*What the exercise asks*
Compile every line that includes the word "altura".
──────── Given entries
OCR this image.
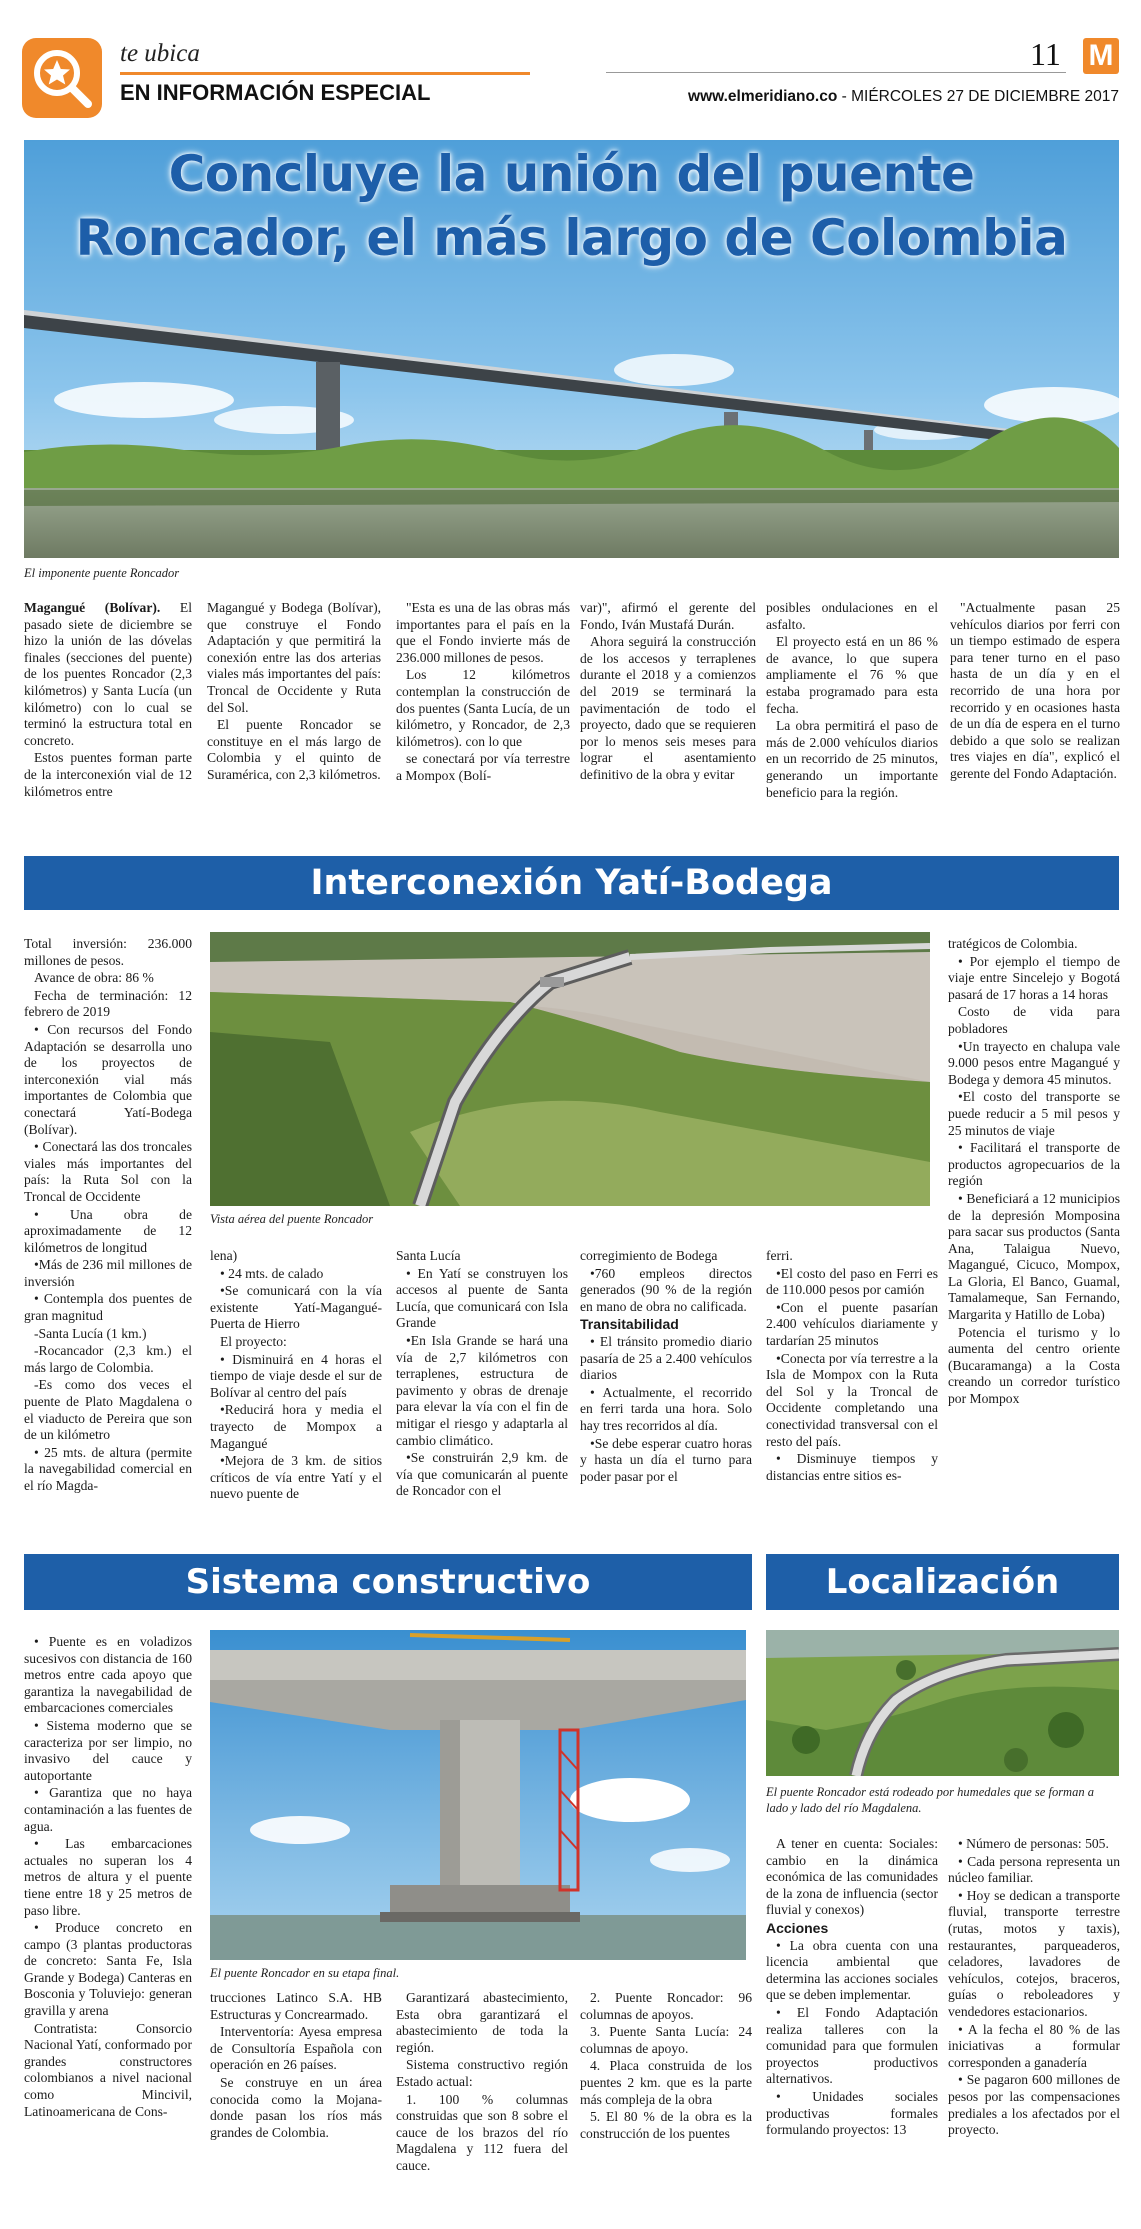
te ubica
EN INFORMACIÓN ESPECIAL
11 M
www.elmeridiano.co - MIÉRCOLES 27 DE DICIEMBRE 2017
Concluye la unión del puente
Roncador, el más largo de Colombia
El imponente puente Roncador

Magangué (Bolívar). El pasado siete de diciembre se hizo la unión de las dóvelas finales (secciones del puente) de los puentes Roncador (2,3 kilómetros) y Santa Lucía (un kilómetro) con lo cual se terminó la estructura total en concreto.

Estos puentes forman parte de la interconexión vial de 12 kilómetros entre

Magangué y Bodega (Bolívar), que construye el Fondo Adaptación y que permitirá la conexión entre las dos arterias viales más importantes del país: Troncal de Occidente y Ruta del Sol.

El puente Roncador se constituye en el más largo de Colombia y el quinto de Suramérica, con 2,3 kilómetros.

"Esta es una de las obras más importantes para el país en la que el Fondo invierte más de 236.000 millones de pesos.

Los 12 kilómetros contemplan la construcción de dos puentes (Santa Lucía, de un kilómetro, y Roncador, de 2,3 kilómetros). con lo que

se conectará por vía terrestre a Mompox (Bolí-

var)", afirmó el gerente del Fondo, Iván Mustafá Durán.

Ahora seguirá la construcción de los accesos y terraplenes durante el 2018 y a comienzos del 2019 se terminará la pavimentación de todo el proyecto, dado que se requieren por lo menos seis meses para lograr el asentamiento definitivo de la obra y evitar

posibles ondulaciones en el asfalto.

El proyecto está en un 86 % de avance, lo que supera ampliamente el 76 % que estaba programado para esta fecha.

La obra permitirá el paso de más de 2.000 vehículos diarios en un recorrido de 25 minutos, generando un importante beneficio para la región.

"Actualmente pasan 25 vehículos diarios por ferri con un tiempo estimado de espera para tener turno en el paso hasta de un día y en el recorrido de una hora por recorrido y en ocasiones hasta de un día de espera en el turno debido a que solo se realizan tres viajes en día", explicó el gerente del Fondo Adaptación.

Interconexión Yatí-Bodega

Total inversión: 236.000 millones de pesos.

Avance de obra: 86 %

Fecha de terminación: 12 febrero de 2019

• Con recursos del Fondo Adaptación se desarrolla uno de los proyectos de interconexión vial más importantes de Colombia que conectará Yatí-Bodega (Bolívar).

• Conectará las dos troncales viales más importantes del país: la Ruta Sol con la Troncal de Occidente

• Una obra de aproximadamente de 12 kilómetros de longitud

•Más de 236 mil millones de inversión

• Contempla dos puentes de gran magnitud

-Santa Lucía (1 km.)

-Rocancador (2,3 km.) el más largo de Colombia.

-Es como dos veces el puente de Plato Magdalena o el viaducto de Pereira que son de un kilómetro

• 25 mts. de altura (permite la navegabilidad comercial en el río Magda-

Vista aérea del puente Roncador

tratégicos de Colombia.

• Por ejemplo el tiempo de viaje entre Sincelejo y Bogotá pasará de 17 horas a 14 horas

Costo de vida para pobladores

•Un trayecto en chalupa vale 9.000 pesos entre Magangué y Bodega y demora 45 minutos.

•El costo del transporte se puede reducir a 5 mil pesos y 25 minutos de viaje

• Facilitará el transporte de productos agropecuarios de la región

• Beneficiará a 12 municipios de la depresión Momposina para sacar sus productos (Santa Ana, Talaigua Nuevo, Magangué, Cicuco, Mompox, La Gloria, El Banco, Guamal, Tamalameque, San Fernando, Margarita y Hatillo de Loba)

Potencia el turismo y lo aumenta del centro oriente (Bucaramanga) a la Costa creando un corredor turístico por Mompox

lena)

• 24 mts. de calado

•Se comunicará con la vía existente Yatí-Magangué-Puerta de Hierro

El proyecto:

• Disminuirá en 4 horas el tiempo de viaje desde el sur de Bolívar al centro del país

•Reducirá hora y media el trayecto de Mompox a Magangué

•Mejora de 3 km. de sitios críticos de vía entre Yatí y el nuevo puente de

Santa Lucía

• En Yatí se construyen los accesos al puente de Santa Lucía, que comunicará con Isla Grande

•En Isla Grande se hará una vía de 2,7 kilómetros con terraplenes, estructura de pavimento y obras de drenaje para elevar la vía con el fin de mitigar el riesgo y adaptarla al cambio climático.

•Se construirán 2,9 km. de vía que comunicarán al puente de Roncador con el

corregimiento de Bodega

•760 empleos directos generados (90 % de la región en mano de obra no calificada.

Transitabilidad

• El tránsito promedio diario pasaría de 25 a 2.400 vehículos diarios

• Actualmente, el recorrido en ferri tarda una hora. Solo hay tres recorridos al día.

•Se debe esperar cuatro horas y hasta un día el turno para poder pasar por el

ferri.

•El costo del paso en Ferri es de 110.000 pesos por camión

•Con el puente pasarían 2.400 vehículos diariamente y tardarían 25 minutos

•Conecta por vía terrestre a la Isla de Mompox con la Ruta del Sol y la Troncal de Occidente completando una conectividad transversal con el resto del país.

• Disminuye tiempos y distancias entre sitios es-

Sistema constructivo

• Puente es en voladizos sucesivos con distancia de 160 metros entre cada apoyo que garantiza la navegabilidad de embarcaciones comerciales

• Sistema moderno que se caracteriza por ser limpio, no invasivo del cauce y autoportante

• Garantiza que no haya contaminación a las fuentes de agua.

• Las embarcaciones actuales no superan los 4 metros de altura y el puente tiene entre 18 y 25 metros de paso libre.

• Produce concreto en campo (3 plantas productoras de concreto: Santa Fe, Isla Grande y Bodega) Canteras en Bosconia y Toluviejo: generan gravilla y arena

Contratista: Consorcio Nacional Yatí, conformado por grandes constructores colombianos a nivel nacional como Mincivil, Latinoamericana de Cons-

El puente Roncador en su etapa final.

trucciones Latinco S.A. HB Estructuras y Concrearmado.

Interventoría: Ayesa empresa de Consultoría Española con operación en 26 países.

Se construye en un área conocida como la Mojana-donde pasan los ríos más grandes de Colombia.

Garantizará abastecimiento, Esta obra garantizará el abastecimiento de toda la región.

Sistema constructivo región Estado actual:

1. 100 % columnas construidas que son 8 sobre el cauce de los brazos del río Magdalena y 112 fuera del cauce.

2. Puente Roncador: 96 columnas de apoyos.

3. Puente Santa Lucía: 24 columnas de apoyo.

4. Placa construida de los puentes 2 km. que es la parte más compleja de la obra

5. El 80 % de la obra es la construcción de los puentes

Localización
El puente Roncador está rodeado por humedales que se forman a lado y lado del río Magdalena.

A tener en cuenta: Sociales: cambio en la dinámica económica de las comunidades de la zona de influencia (sector fluvial y conexos)

Acciones

• La obra cuenta con una licencia ambiental que determina las acciones sociales que se deben implementar.

• El Fondo Adaptación realiza talleres con la comunidad para que formulen proyectos productivos alternativos.

• Unidades sociales productivas formales formulando proyectos: 13

• Número de personas: 505.

• Cada persona representa un núcleo familiar.

• Hoy se dedican a transporte fluvial, transporte terrestre (rutas, motos y taxis), restaurantes, parqueaderos, celadores, lavadores de vehículos, cotejos, braceros, guías o reboleadores y vendedores estacionarios.

• A la fecha el 80 % de las iniciativas a formular corresponden a ganadería

• Se pagaron 600 millones de pesos por las compensaciones prediales a los afectados por el proyecto.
────────────────
*Written response*
• 25 mts. de altura (permite la navegabilidad comercial en el río Magda-
• Las embarcaciones actuales no superan los 4 metros de altura y el puente tiene entre 18 y 25 metros de paso libre.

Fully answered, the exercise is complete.